═════ The records

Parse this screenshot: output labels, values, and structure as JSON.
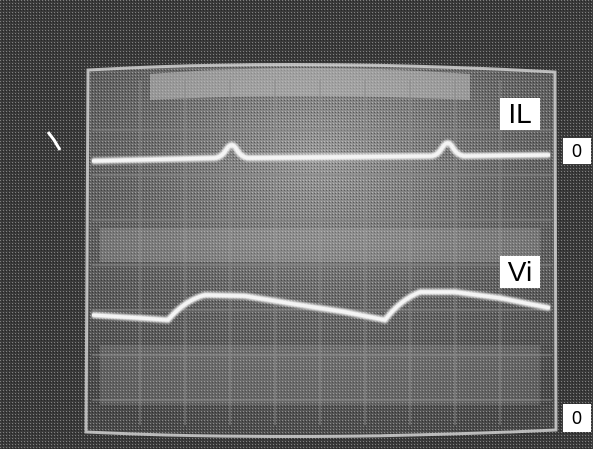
{
  "labels": {
    "trace_top": "IL",
    "trace_bottom": "Vi",
    "zero_top": "0",
    "zero_bottom": "0"
  },
  "colors": {
    "bezel": "#3a3a3a",
    "screen": "#5e5e5e",
    "trace": "#f4f4f4",
    "grid": "#8a8a8a"
  }
}
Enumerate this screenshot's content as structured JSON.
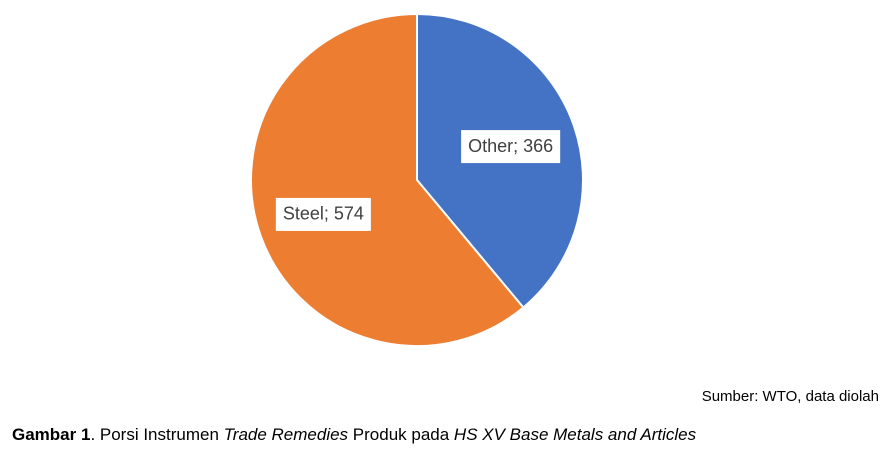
{
  "chart_data": {
    "type": "pie",
    "categories": [
      "Other",
      "Steel"
    ],
    "values": [
      366,
      574
    ],
    "value_labels": [
      "Other; 366",
      "Steel; 574"
    ],
    "colors": [
      "#4472c4",
      "#ed7d31"
    ]
  },
  "source": "Sumber: WTO, data diolah",
  "caption": [
    "Gambar 1",
    ". Porsi Instrumen ",
    "Trade Remedies",
    " Produk pada ",
    "HS XV Base Metals and Articles"
  ]
}
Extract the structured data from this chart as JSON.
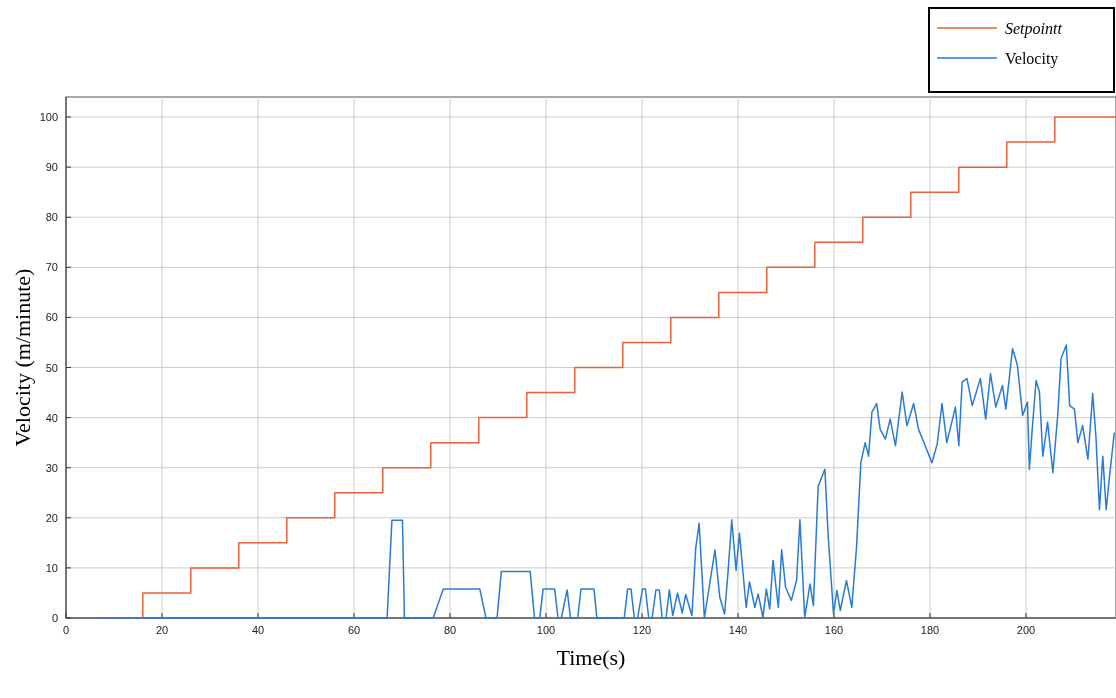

══════════

Objective
Please quote the records above exactly, beginning at the line that contains "Enumerate this screenshot's" and ending at their last line. Leave the pictures out.

Written response
Enumerate this screenshot's content as structured JSON.
{
  "chart_data": {
    "type": "pie",
    "categories": [
      "Other",
      "Steel"
    ],
    "values": [
      366,
      574
    ],
    "value_labels": [
      "Other; 366",
      "Steel; 574"
    ],
    "colors": [
      "#4472c4",
      "#ed7d31"
    ]
  },
  "source": "Sumber: WTO, data diolah",
  "caption": [
    "Gambar 1",
    ". Porsi Instrumen ",
    "Trade Remedies",
    " Produk pada ",
    "HS XV Base Metals and Articles"
  ]
}
Extract the structured data from this chart as JSON.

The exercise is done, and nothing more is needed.